• _Written task_: Write out each line in which the string "this" is present.
═════ Supplied records ═════
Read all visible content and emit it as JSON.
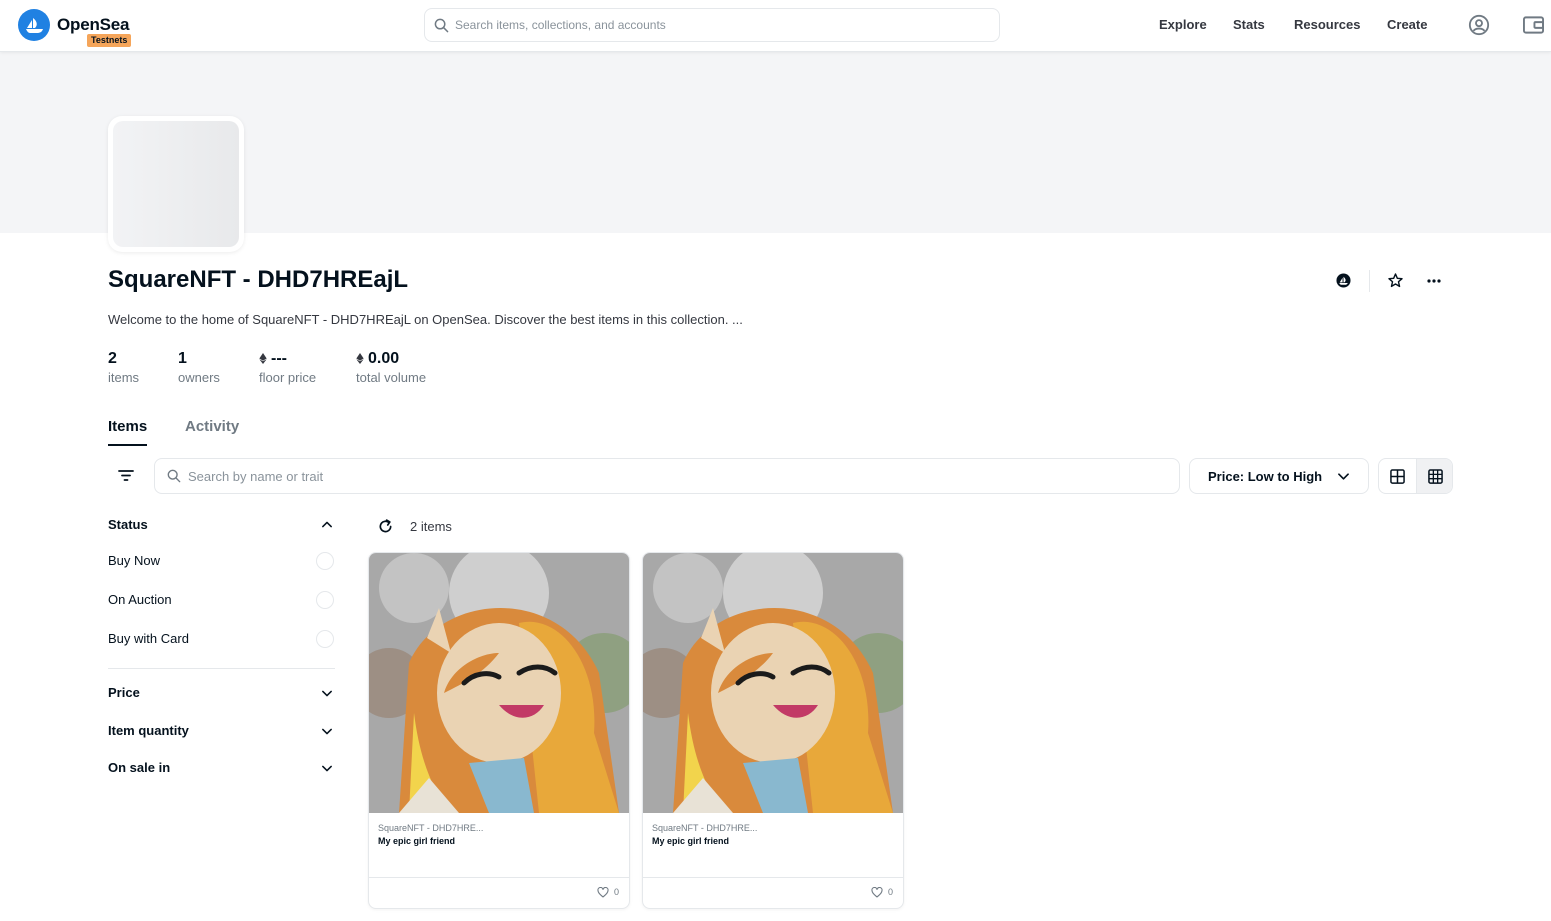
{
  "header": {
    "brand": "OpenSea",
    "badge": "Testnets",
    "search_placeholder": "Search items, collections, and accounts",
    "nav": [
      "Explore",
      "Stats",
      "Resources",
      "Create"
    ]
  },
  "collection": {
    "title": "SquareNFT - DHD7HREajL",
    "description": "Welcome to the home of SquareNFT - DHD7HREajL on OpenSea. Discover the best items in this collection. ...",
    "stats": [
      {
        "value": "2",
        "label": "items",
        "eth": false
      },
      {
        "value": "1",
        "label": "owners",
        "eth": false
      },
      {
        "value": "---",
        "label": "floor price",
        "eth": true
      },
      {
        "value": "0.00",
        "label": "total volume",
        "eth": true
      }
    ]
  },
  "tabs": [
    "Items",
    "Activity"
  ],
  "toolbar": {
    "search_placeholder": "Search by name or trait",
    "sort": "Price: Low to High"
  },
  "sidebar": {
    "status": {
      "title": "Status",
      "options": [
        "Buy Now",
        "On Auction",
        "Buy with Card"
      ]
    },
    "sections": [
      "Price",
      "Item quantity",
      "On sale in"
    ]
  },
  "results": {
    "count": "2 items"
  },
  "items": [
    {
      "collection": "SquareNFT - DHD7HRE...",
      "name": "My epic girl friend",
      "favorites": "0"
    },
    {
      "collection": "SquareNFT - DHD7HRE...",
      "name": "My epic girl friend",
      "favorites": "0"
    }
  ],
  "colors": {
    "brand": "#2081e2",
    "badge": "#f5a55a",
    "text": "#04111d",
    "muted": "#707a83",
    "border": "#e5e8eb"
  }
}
═════
═════ Supplied records ═════
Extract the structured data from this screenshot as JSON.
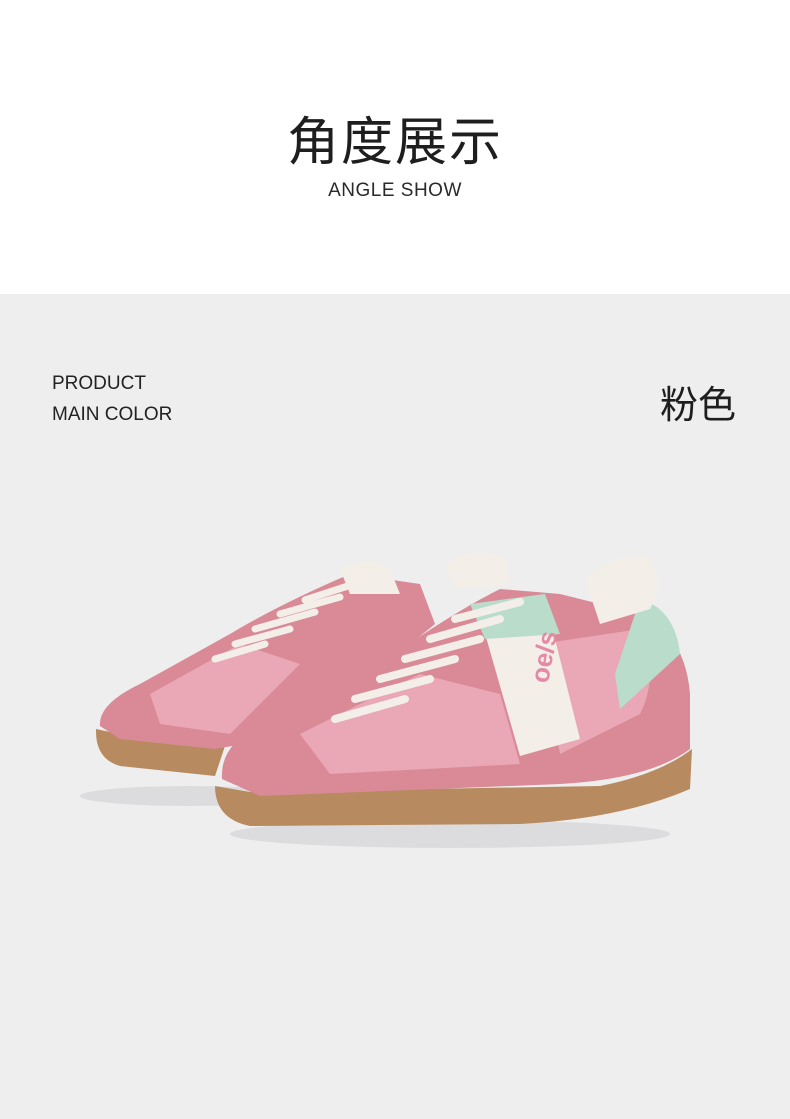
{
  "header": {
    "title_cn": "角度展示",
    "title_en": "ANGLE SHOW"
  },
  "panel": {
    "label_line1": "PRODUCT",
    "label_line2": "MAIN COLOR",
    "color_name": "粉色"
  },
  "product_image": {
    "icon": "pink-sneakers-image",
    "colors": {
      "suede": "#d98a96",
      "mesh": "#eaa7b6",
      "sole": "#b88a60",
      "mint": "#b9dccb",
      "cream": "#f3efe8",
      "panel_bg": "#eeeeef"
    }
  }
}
═════
• _Answer for the task_:
    "description": "Welcome to the home of SquareNFT - DHD7HREajL on OpenSea. Discover the best items in this collection. ...",
Extract the structured data from this screenshot as JSON.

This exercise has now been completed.